[Rows from a dataset]
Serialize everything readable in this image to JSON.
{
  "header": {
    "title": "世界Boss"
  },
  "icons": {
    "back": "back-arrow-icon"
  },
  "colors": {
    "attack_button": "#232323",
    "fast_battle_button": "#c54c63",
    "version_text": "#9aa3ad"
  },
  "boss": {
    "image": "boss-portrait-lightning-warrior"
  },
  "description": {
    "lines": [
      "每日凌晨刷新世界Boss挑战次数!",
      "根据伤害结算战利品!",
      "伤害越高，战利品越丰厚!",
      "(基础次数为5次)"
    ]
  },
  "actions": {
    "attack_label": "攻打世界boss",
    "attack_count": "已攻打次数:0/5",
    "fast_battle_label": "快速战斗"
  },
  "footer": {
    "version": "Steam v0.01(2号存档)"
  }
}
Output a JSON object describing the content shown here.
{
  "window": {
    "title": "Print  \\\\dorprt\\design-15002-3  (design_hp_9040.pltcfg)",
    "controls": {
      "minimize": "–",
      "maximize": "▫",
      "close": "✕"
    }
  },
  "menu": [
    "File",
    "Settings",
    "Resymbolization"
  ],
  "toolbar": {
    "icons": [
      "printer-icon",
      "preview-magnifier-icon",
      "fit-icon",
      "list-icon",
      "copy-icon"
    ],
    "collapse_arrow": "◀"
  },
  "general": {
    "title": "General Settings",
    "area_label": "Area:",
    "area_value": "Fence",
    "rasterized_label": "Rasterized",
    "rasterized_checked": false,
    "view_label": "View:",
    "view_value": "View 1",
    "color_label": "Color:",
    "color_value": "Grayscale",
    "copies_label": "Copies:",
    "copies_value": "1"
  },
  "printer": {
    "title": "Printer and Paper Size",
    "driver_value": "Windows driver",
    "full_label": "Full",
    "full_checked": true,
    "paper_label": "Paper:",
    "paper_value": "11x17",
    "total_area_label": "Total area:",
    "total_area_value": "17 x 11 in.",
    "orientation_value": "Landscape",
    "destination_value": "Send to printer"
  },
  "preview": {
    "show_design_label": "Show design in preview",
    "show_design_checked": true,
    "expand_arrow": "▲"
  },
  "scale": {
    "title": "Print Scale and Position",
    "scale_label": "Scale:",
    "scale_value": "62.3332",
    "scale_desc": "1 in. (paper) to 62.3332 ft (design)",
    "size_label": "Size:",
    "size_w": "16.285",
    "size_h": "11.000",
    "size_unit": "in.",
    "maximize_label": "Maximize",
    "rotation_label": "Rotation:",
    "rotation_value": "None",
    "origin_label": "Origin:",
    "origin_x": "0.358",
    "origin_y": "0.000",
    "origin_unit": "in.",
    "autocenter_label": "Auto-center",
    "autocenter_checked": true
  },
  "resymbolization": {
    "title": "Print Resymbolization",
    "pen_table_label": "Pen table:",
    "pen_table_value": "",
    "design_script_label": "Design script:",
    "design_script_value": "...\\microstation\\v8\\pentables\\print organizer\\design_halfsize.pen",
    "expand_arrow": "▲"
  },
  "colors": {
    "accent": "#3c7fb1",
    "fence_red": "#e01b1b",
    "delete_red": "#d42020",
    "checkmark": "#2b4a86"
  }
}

◆ **What this task involves**
Repeat every line of the material exactly as given.

◆ **Solution for this task**
Serialize everything readable in this image to JSON.
{
  "header": {
    "title": "世界Boss"
  },
  "icons": {
    "back": "back-arrow-icon"
  },
  "colors": {
    "attack_button": "#232323",
    "fast_battle_button": "#c54c63",
    "version_text": "#9aa3ad"
  },
  "boss": {
    "image": "boss-portrait-lightning-warrior"
  },
  "description": {
    "lines": [
      "每日凌晨刷新世界Boss挑战次数!",
      "根据伤害结算战利品!",
      "伤害越高，战利品越丰厚!",
      "(基础次数为5次)"
    ]
  },
  "actions": {
    "attack_label": "攻打世界boss",
    "attack_count": "已攻打次数:0/5",
    "fast_battle_label": "快速战斗"
  },
  "footer": {
    "version": "Steam v0.01(2号存档)"
  }
}
Output a JSON object describing the content shown here.
{
  "window": {
    "title": "Print  \\\\dorprt\\design-15002-3  (design_hp_9040.pltcfg)",
    "controls": {
      "minimize": "–",
      "maximize": "▫",
      "close": "✕"
    }
  },
  "menu": [
    "File",
    "Settings",
    "Resymbolization"
  ],
  "toolbar": {
    "icons": [
      "printer-icon",
      "preview-magnifier-icon",
      "fit-icon",
      "list-icon",
      "copy-icon"
    ],
    "collapse_arrow": "◀"
  },
  "general": {
    "title": "General Settings",
    "area_label": "Area:",
    "area_value": "Fence",
    "rasterized_label": "Rasterized",
    "rasterized_checked": false,
    "view_label": "View:",
    "view_value": "View 1",
    "color_label": "Color:",
    "color_value": "Grayscale",
    "copies_label": "Copies:",
    "copies_value": "1"
  },
  "printer": {
    "title": "Printer and Paper Size",
    "driver_value": "Windows driver",
    "full_label": "Full",
    "full_checked": true,
    "paper_label": "Paper:",
    "paper_value": "11x17",
    "total_area_label": "Total area:",
    "total_area_value": "17 x 11 in.",
    "orientation_value": "Landscape",
    "destination_value": "Send to printer"
  },
  "preview": {
    "show_design_label": "Show design in preview",
    "show_design_checked": true,
    "expand_arrow": "▲"
  },
  "scale": {
    "title": "Print Scale and Position",
    "scale_label": "Scale:",
    "scale_value": "62.3332",
    "scale_desc": "1 in. (paper) to 62.3332 ft (design)",
    "size_label": "Size:",
    "size_w": "16.285",
    "size_h": "11.000",
    "size_unit": "in.",
    "maximize_label": "Maximize",
    "rotation_label": "Rotation:",
    "rotation_value": "None",
    "origin_label": "Origin:",
    "origin_x": "0.358",
    "origin_y": "0.000",
    "origin_unit": "in.",
    "autocenter_label": "Auto-center",
    "autocenter_checked": true
  },
  "resymbolization": {
    "title": "Print Resymbolization",
    "pen_table_label": "Pen table:",
    "pen_table_value": "",
    "design_script_label": "Design script:",
    "design_script_value": "...\\microstation\\v8\\pentables\\print organizer\\design_halfsize.pen",
    "expand_arrow": "▲"
  },
  "colors": {
    "accent": "#3c7fb1",
    "fence_red": "#e01b1b",
    "delete_red": "#d42020",
    "checkmark": "#2b4a86"
  }
}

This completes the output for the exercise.